[Stated goal] For the copy, please give all of the data again exactly and leave the pictures out.

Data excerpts

[Start]

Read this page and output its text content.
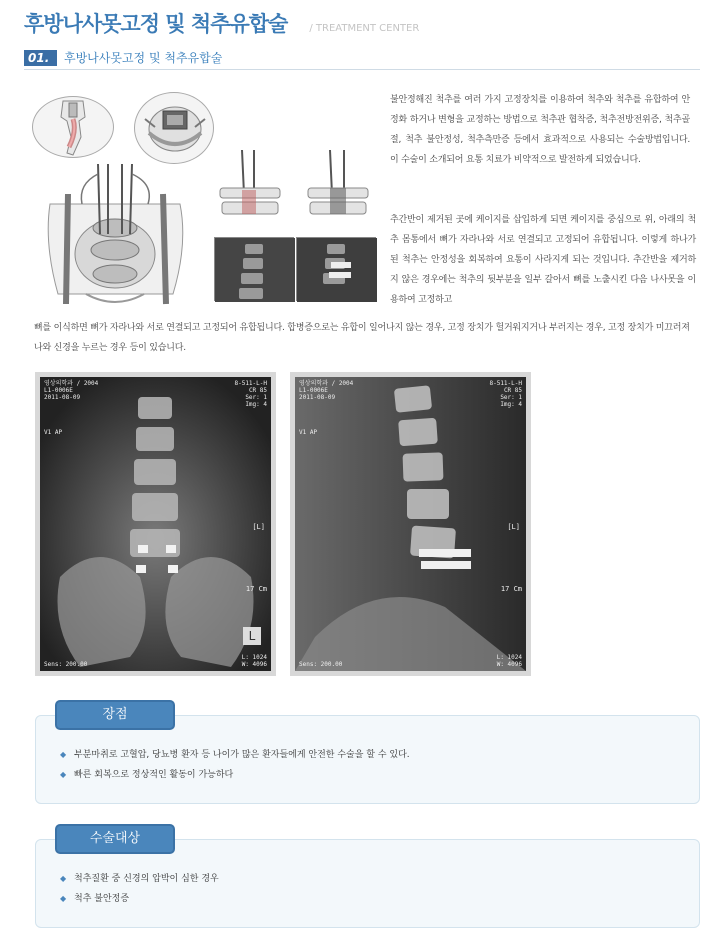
후방나사못고정 및 척추유합술 / TREATMENT CENTER
01.	후방나사못고정 및 척추유합술

불안정해진 척추를 여러 가지 고정장치를 이용하여 척추와 척추를 유합하여 안정화 하거나 변형을 교정하는 방법으로 척추관 협착증, 척추전방전위증, 척추골절, 척추 불안정성, 척추측만증 등에서 효과적으로 사용되는 수술방법입니다. 이 수술이 소개되어 요통 치료가 비약적으로 발전하게 되었습니다.

추간반이 제거된 곳에 케이지를 삽입하게 되면 케이지를 중심으로 위, 아래의 척추 몸통에서 뼈가 자라나와 서로 연결되고 고정되어 유합됩니다. 이렇게 하나가된 척추는 안정성을 회복하여 요통이 사라지게 되는 것입니다. 추간반을 제거하지 않은 경우에는 척추의 뒷부분을 일부 갈아서 뼈를 노출시킨 다음 나사못을 이용하여 고정하고

뼈를 이식하면 뼈가 자라나와 서로 연결되고 고정되어 유합됩니다. 합병증으로는 유합이 일어나지 않는 경우, 고정 장치가 헐거워지거나 부러지는 경우, 고정 장치가 미끄러져 나와 신경을 누르는 경우 등이 있습니다.

영상의학과 / 2004
L1-0006E
2011-08-09
8-511-L-H
CR 85
Ser: 1
Img: 4
V1 AP
[L]
17 Cm
L
Sens: 200.00
L: 1024
W: 4096
영상의학과 / 2004
L1-0006E
2011-08-09
8-511-L-H
CR 85
Ser: 1
Img: 4
V1 AP
[L]
17 Cm
Sens: 200.00
L: 1024
W: 4096
장점
◆ 부분마취로 고혈압, 당뇨병 환자 등 나이가 많은 환자들에게 안전한 수술을 할 수 있다.
◆ 빠른 회복으로 정상적인 활동이 가능하다
수술대상
◆ 척추질환 중 신경의 압박이 심한 경우
◆ 척추 불안정증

[End]

[Reply to the task]
Read this page and output its text content.
후방나사못고정 및 척추유합술 / TREATMENT CENTER
01.	후방나사못고정 및 척추유합술

불안정해진 척추를 여러 가지 고정장치를 이용하여 척추와 척추를 유합하여 안정화 하거나 변형을 교정하는 방법으로 척추관 협착증, 척추전방전위증, 척추골절, 척추 불안정성, 척추측만증 등에서 효과적으로 사용되는 수술방법입니다. 이 수술이 소개되어 요통 치료가 비약적으로 발전하게 되었습니다.

추간반이 제거된 곳에 케이지를 삽입하게 되면 케이지를 중심으로 위, 아래의 척추 몸통에서 뼈가 자라나와 서로 연결되고 고정되어 유합됩니다. 이렇게 하나가된 척추는 안정성을 회복하여 요통이 사라지게 되는 것입니다. 추간반을 제거하지 않은 경우에는 척추의 뒷부분을 일부 갈아서 뼈를 노출시킨 다음 나사못을 이용하여 고정하고

뼈를 이식하면 뼈가 자라나와 서로 연결되고 고정되어 유합됩니다. 합병증으로는 유합이 일어나지 않는 경우, 고정 장치가 헐거워지거나 부러지는 경우, 고정 장치가 미끄러져 나와 신경을 누르는 경우 등이 있습니다.

영상의학과 / 2004
L1-0006E
2011-08-09
8-511-L-H
CR 85
Ser: 1
Img: 4
V1 AP
[L]
17 Cm
L
Sens: 200.00
L: 1024
W: 4096
영상의학과 / 2004
L1-0006E
2011-08-09
8-511-L-H
CR 85
Ser: 1
Img: 4
V1 AP
[L]
17 Cm
Sens: 200.00
L: 1024
W: 4096
장점
◆ 부분마취로 고혈압, 당뇨병 환자 등 나이가 많은 환자들에게 안전한 수술을 할 수 있다.
◆ 빠른 회복으로 정상적인 활동이 가능하다
수술대상
◆ 척추질환 중 신경의 압박이 심한 경우
◆ 척추 불안정증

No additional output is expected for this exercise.